▼
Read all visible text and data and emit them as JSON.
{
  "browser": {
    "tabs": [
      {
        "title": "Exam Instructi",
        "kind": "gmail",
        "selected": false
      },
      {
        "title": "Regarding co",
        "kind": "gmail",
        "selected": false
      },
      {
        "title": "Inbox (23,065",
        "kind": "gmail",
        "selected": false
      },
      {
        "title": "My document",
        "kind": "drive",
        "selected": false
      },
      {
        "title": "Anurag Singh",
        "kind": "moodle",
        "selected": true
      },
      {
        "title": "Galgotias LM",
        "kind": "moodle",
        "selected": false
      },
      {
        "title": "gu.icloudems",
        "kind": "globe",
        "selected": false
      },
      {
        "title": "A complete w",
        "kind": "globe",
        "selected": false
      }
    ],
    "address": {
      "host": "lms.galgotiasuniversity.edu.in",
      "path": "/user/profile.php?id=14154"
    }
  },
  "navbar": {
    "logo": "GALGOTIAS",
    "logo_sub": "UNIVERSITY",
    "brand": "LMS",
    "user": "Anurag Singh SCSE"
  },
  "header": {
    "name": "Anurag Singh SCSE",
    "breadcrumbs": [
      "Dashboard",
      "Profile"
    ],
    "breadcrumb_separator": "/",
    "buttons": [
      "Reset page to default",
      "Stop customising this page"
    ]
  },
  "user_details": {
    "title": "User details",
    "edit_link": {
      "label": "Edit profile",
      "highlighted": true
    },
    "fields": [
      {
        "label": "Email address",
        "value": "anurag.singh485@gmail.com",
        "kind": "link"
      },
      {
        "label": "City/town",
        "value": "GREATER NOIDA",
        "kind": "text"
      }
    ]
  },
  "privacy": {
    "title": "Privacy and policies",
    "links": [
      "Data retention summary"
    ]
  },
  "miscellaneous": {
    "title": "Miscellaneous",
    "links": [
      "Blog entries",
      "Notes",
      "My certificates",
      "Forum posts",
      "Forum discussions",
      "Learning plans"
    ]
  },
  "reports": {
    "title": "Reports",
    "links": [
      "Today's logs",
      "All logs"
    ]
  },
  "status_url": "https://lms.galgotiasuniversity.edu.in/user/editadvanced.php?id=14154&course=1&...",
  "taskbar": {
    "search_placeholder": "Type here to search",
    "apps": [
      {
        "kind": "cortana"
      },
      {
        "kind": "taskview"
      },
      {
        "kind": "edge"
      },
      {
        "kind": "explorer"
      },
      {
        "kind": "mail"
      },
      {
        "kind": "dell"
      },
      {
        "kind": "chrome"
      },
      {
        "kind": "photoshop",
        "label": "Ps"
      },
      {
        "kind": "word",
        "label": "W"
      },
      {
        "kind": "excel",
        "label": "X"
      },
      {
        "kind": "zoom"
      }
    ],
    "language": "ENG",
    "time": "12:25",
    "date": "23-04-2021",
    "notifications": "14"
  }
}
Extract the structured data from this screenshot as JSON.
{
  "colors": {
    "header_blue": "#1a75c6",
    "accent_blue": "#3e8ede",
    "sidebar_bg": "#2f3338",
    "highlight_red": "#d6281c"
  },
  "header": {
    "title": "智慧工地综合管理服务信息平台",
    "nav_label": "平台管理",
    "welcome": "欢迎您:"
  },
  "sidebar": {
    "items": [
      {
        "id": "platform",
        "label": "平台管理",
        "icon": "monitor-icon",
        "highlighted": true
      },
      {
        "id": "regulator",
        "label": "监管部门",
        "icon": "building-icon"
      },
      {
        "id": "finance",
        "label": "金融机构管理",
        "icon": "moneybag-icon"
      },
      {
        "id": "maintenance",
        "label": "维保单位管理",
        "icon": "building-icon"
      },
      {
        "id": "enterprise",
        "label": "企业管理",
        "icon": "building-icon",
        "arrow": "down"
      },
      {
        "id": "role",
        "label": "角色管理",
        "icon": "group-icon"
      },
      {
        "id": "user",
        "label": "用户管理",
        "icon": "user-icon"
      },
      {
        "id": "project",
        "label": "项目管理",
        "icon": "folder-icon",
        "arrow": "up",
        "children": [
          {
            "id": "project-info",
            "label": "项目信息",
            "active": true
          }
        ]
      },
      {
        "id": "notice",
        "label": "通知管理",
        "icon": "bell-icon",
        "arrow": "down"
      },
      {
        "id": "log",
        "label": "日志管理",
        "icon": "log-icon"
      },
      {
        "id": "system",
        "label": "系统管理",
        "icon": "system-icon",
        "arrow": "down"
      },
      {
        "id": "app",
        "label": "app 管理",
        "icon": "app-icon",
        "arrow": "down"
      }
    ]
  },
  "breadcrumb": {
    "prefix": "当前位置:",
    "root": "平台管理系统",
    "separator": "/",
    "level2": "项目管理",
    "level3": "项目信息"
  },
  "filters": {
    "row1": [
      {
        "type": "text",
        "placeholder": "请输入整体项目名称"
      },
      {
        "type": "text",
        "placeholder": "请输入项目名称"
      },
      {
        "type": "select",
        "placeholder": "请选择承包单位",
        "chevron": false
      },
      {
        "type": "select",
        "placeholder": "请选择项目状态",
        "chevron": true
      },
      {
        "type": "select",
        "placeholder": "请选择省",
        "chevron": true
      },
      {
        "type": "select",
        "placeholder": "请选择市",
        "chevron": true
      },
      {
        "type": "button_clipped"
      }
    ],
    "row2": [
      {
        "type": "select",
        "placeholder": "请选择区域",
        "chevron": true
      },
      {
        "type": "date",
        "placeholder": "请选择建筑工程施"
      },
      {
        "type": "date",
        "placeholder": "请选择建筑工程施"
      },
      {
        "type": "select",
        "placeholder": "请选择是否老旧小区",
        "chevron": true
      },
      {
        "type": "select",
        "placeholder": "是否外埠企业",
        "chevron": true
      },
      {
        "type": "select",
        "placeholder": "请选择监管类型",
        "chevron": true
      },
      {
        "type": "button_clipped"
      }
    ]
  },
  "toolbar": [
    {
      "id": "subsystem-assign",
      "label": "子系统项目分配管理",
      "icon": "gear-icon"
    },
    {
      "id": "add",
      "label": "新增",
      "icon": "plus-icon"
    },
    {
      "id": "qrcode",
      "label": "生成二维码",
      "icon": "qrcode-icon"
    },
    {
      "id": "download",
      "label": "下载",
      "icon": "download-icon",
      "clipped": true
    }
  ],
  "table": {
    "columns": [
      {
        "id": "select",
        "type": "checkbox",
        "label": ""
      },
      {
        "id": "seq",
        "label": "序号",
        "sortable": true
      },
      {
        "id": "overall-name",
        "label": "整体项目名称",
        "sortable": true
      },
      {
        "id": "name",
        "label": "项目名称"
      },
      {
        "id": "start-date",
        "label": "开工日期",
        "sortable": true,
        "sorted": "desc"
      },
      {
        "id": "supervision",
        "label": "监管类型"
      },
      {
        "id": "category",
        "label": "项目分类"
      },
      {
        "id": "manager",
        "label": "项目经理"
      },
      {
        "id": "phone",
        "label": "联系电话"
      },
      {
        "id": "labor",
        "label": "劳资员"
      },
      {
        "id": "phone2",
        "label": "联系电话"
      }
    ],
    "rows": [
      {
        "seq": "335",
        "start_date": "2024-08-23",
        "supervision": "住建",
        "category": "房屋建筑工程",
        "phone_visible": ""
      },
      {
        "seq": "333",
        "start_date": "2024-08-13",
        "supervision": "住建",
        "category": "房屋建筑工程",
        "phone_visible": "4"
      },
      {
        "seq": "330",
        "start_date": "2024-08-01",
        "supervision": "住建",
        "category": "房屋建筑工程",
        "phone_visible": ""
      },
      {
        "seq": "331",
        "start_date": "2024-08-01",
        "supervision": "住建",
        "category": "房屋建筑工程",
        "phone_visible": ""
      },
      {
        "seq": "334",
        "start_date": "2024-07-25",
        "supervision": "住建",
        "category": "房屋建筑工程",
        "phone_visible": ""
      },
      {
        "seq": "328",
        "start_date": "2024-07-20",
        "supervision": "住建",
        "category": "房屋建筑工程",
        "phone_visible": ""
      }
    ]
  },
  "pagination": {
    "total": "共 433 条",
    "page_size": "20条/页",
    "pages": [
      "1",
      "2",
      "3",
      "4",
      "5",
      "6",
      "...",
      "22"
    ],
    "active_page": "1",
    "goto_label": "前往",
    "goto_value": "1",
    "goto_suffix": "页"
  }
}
▲
**Work to be completed:** From the listing above, return each line with the word "SCSE".

**Output of the exercise:**
    "user": "Anurag Singh SCSE"
    "name": "Anurag Singh SCSE",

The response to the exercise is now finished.